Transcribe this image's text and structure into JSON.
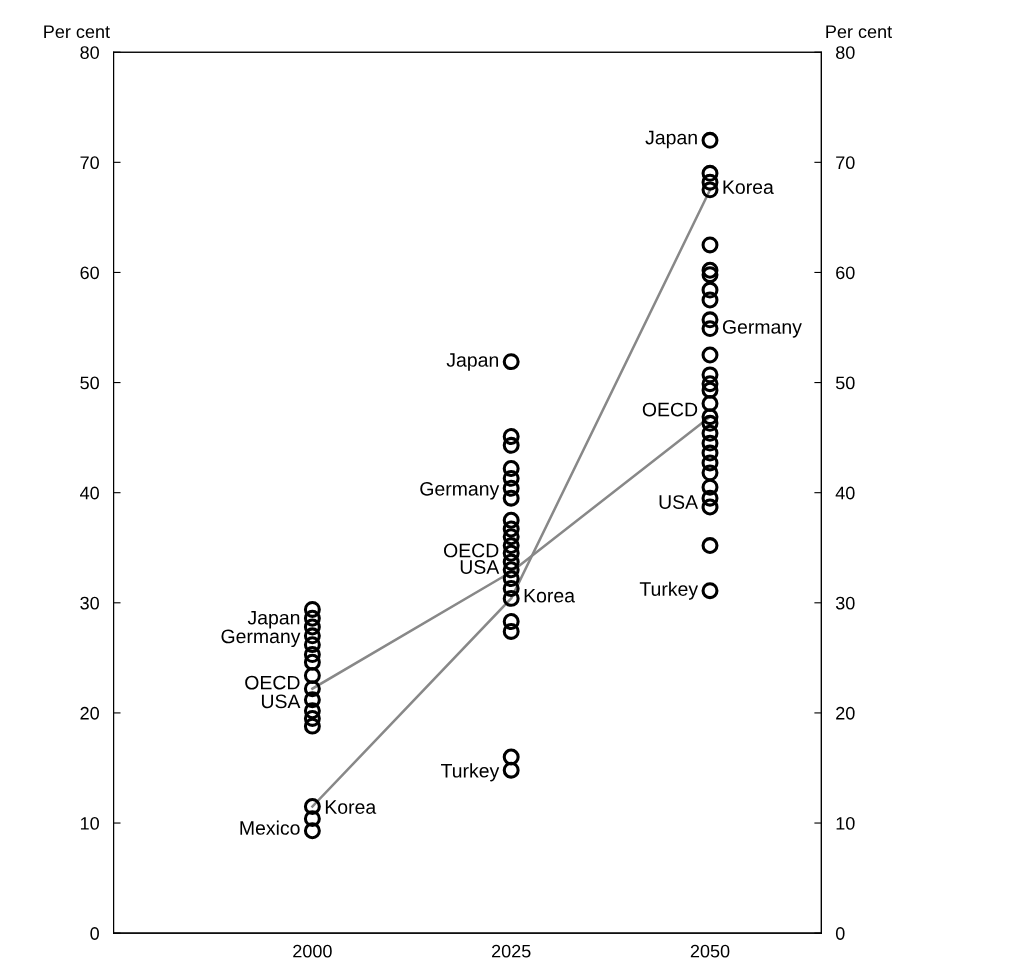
{
  "chart_data": {
    "type": "scatter",
    "ylabel": "Per cent",
    "y2label": "Per cent",
    "xlim": [
      1975,
      2064
    ],
    "xticks": [
      2000,
      2025,
      2050
    ],
    "ylim": [
      0,
      80
    ],
    "yticks": [
      0,
      10,
      20,
      30,
      40,
      50,
      60,
      70,
      80
    ],
    "y2lim": [
      0,
      80
    ],
    "y2ticks": [
      0,
      10,
      20,
      30,
      40,
      50,
      60,
      70,
      80
    ],
    "grid": false,
    "legend": false,
    "series": [
      {
        "marker": "circle",
        "color": "#000000",
        "x": [
          2000,
          2000,
          2000,
          2000,
          2000,
          2000,
          2000,
          2000,
          2000,
          2000,
          2000,
          2000,
          2000,
          2000,
          2000,
          2000
        ],
        "values": [
          29.4,
          28.6,
          27.8,
          27.0,
          26.2,
          25.3,
          24.6,
          23.4,
          22.2,
          21.2,
          20.2,
          19.5,
          18.8,
          11.5,
          10.4,
          9.3
        ]
      },
      {
        "marker": "circle",
        "color": "#000000",
        "x": [
          2025,
          2025,
          2025,
          2025,
          2025,
          2025,
          2025,
          2025,
          2025,
          2025,
          2025,
          2025,
          2025,
          2025,
          2025,
          2025,
          2025,
          2025,
          2025,
          2025,
          2025
        ],
        "values": [
          51.9,
          45.1,
          44.3,
          42.2,
          41.3,
          40.4,
          39.5,
          37.5,
          36.7,
          36.0,
          35.2,
          34.5,
          33.7,
          33.0,
          32.2,
          31.3,
          30.4,
          28.3,
          27.4,
          16.0,
          14.8
        ]
      },
      {
        "marker": "circle",
        "color": "#000000",
        "x": [
          2050,
          2050,
          2050,
          2050,
          2050,
          2050,
          2050,
          2050,
          2050,
          2050,
          2050,
          2050,
          2050,
          2050,
          2050,
          2050,
          2050,
          2050,
          2050,
          2050,
          2050,
          2050,
          2050,
          2050,
          2050,
          2050,
          2050,
          2050
        ],
        "values": [
          72.0,
          69.0,
          68.2,
          67.5,
          62.5,
          60.2,
          59.8,
          58.4,
          57.5,
          55.7,
          54.9,
          52.5,
          50.7,
          49.9,
          49.3,
          48.1,
          46.9,
          46.3,
          45.4,
          44.5,
          43.6,
          42.7,
          41.8,
          40.5,
          39.5,
          38.7,
          35.2,
          31.1
        ]
      },
      {
        "type": "line",
        "marker": "none",
        "color": "#888888",
        "x": [
          2000,
          2025,
          2050
        ],
        "values": [
          22.2,
          32.8,
          46.9
        ]
      },
      {
        "type": "line",
        "marker": "none",
        "color": "#888888",
        "x": [
          2000,
          2025,
          2050
        ],
        "values": [
          11.5,
          30.4,
          67.5
        ]
      }
    ],
    "annotations": [
      {
        "text": "Japan",
        "x": 1998.5,
        "y": 28.5
      },
      {
        "text": "Germany",
        "x": 1998.5,
        "y": 26.8
      },
      {
        "text": "OECD",
        "x": 1998.5,
        "y": 22.6
      },
      {
        "text": "USA",
        "x": 1998.5,
        "y": 20.9
      },
      {
        "text": "Korea",
        "x": 2001.5,
        "y": 11.3
      },
      {
        "text": "Mexico",
        "x": 1998.5,
        "y": 9.4
      },
      {
        "text": "Japan",
        "x": 2023.5,
        "y": 51.9
      },
      {
        "text": "Germany",
        "x": 2023.5,
        "y": 40.2
      },
      {
        "text": "OECD",
        "x": 2023.5,
        "y": 34.6
      },
      {
        "text": "USA",
        "x": 2023.5,
        "y": 33.1
      },
      {
        "text": "Korea",
        "x": 2026.5,
        "y": 30.5
      },
      {
        "text": "Turkey",
        "x": 2023.5,
        "y": 14.6
      },
      {
        "text": "Japan",
        "x": 2048.5,
        "y": 72.1
      },
      {
        "text": "Korea",
        "x": 2051.5,
        "y": 67.6
      },
      {
        "text": "Germany",
        "x": 2051.5,
        "y": 54.9
      },
      {
        "text": "OECD",
        "x": 2048.5,
        "y": 47.4
      },
      {
        "text": "USA",
        "x": 2048.5,
        "y": 39.0
      },
      {
        "text": "Turkey",
        "x": 2048.5,
        "y": 31.1
      }
    ]
  }
}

::::

## Aim of the exercise
Write the listing above out again exactly, dropping each image.

## Problem solution
Transcribe this image's text and structure into JSON.
{
  "chart_data": {
    "type": "scatter",
    "ylabel": "Per cent",
    "y2label": "Per cent",
    "xlim": [
      1975,
      2064
    ],
    "xticks": [
      2000,
      2025,
      2050
    ],
    "ylim": [
      0,
      80
    ],
    "yticks": [
      0,
      10,
      20,
      30,
      40,
      50,
      60,
      70,
      80
    ],
    "y2lim": [
      0,
      80
    ],
    "y2ticks": [
      0,
      10,
      20,
      30,
      40,
      50,
      60,
      70,
      80
    ],
    "grid": false,
    "legend": false,
    "series": [
      {
        "marker": "circle",
        "color": "#000000",
        "x": [
          2000,
          2000,
          2000,
          2000,
          2000,
          2000,
          2000,
          2000,
          2000,
          2000,
          2000,
          2000,
          2000,
          2000,
          2000,
          2000
        ],
        "values": [
          29.4,
          28.6,
          27.8,
          27.0,
          26.2,
          25.3,
          24.6,
          23.4,
          22.2,
          21.2,
          20.2,
          19.5,
          18.8,
          11.5,
          10.4,
          9.3
        ]
      },
      {
        "marker": "circle",
        "color": "#000000",
        "x": [
          2025,
          2025,
          2025,
          2025,
          2025,
          2025,
          2025,
          2025,
          2025,
          2025,
          2025,
          2025,
          2025,
          2025,
          2025,
          2025,
          2025,
          2025,
          2025,
          2025,
          2025
        ],
        "values": [
          51.9,
          45.1,
          44.3,
          42.2,
          41.3,
          40.4,
          39.5,
          37.5,
          36.7,
          36.0,
          35.2,
          34.5,
          33.7,
          33.0,
          32.2,
          31.3,
          30.4,
          28.3,
          27.4,
          16.0,
          14.8
        ]
      },
      {
        "marker": "circle",
        "color": "#000000",
        "x": [
          2050,
          2050,
          2050,
          2050,
          2050,
          2050,
          2050,
          2050,
          2050,
          2050,
          2050,
          2050,
          2050,
          2050,
          2050,
          2050,
          2050,
          2050,
          2050,
          2050,
          2050,
          2050,
          2050,
          2050,
          2050,
          2050,
          2050,
          2050
        ],
        "values": [
          72.0,
          69.0,
          68.2,
          67.5,
          62.5,
          60.2,
          59.8,
          58.4,
          57.5,
          55.7,
          54.9,
          52.5,
          50.7,
          49.9,
          49.3,
          48.1,
          46.9,
          46.3,
          45.4,
          44.5,
          43.6,
          42.7,
          41.8,
          40.5,
          39.5,
          38.7,
          35.2,
          31.1
        ]
      },
      {
        "type": "line",
        "marker": "none",
        "color": "#888888",
        "x": [
          2000,
          2025,
          2050
        ],
        "values": [
          22.2,
          32.8,
          46.9
        ]
      },
      {
        "type": "line",
        "marker": "none",
        "color": "#888888",
        "x": [
          2000,
          2025,
          2050
        ],
        "values": [
          11.5,
          30.4,
          67.5
        ]
      }
    ],
    "annotations": [
      {
        "text": "Japan",
        "x": 1998.5,
        "y": 28.5
      },
      {
        "text": "Germany",
        "x": 1998.5,
        "y": 26.8
      },
      {
        "text": "OECD",
        "x": 1998.5,
        "y": 22.6
      },
      {
        "text": "USA",
        "x": 1998.5,
        "y": 20.9
      },
      {
        "text": "Korea",
        "x": 2001.5,
        "y": 11.3
      },
      {
        "text": "Mexico",
        "x": 1998.5,
        "y": 9.4
      },
      {
        "text": "Japan",
        "x": 2023.5,
        "y": 51.9
      },
      {
        "text": "Germany",
        "x": 2023.5,
        "y": 40.2
      },
      {
        "text": "OECD",
        "x": 2023.5,
        "y": 34.6
      },
      {
        "text": "USA",
        "x": 2023.5,
        "y": 33.1
      },
      {
        "text": "Korea",
        "x": 2026.5,
        "y": 30.5
      },
      {
        "text": "Turkey",
        "x": 2023.5,
        "y": 14.6
      },
      {
        "text": "Japan",
        "x": 2048.5,
        "y": 72.1
      },
      {
        "text": "Korea",
        "x": 2051.5,
        "y": 67.6
      },
      {
        "text": "Germany",
        "x": 2051.5,
        "y": 54.9
      },
      {
        "text": "OECD",
        "x": 2048.5,
        "y": 47.4
      },
      {
        "text": "USA",
        "x": 2048.5,
        "y": 39.0
      },
      {
        "text": "Turkey",
        "x": 2048.5,
        "y": 31.1
      }
    ]
  }
}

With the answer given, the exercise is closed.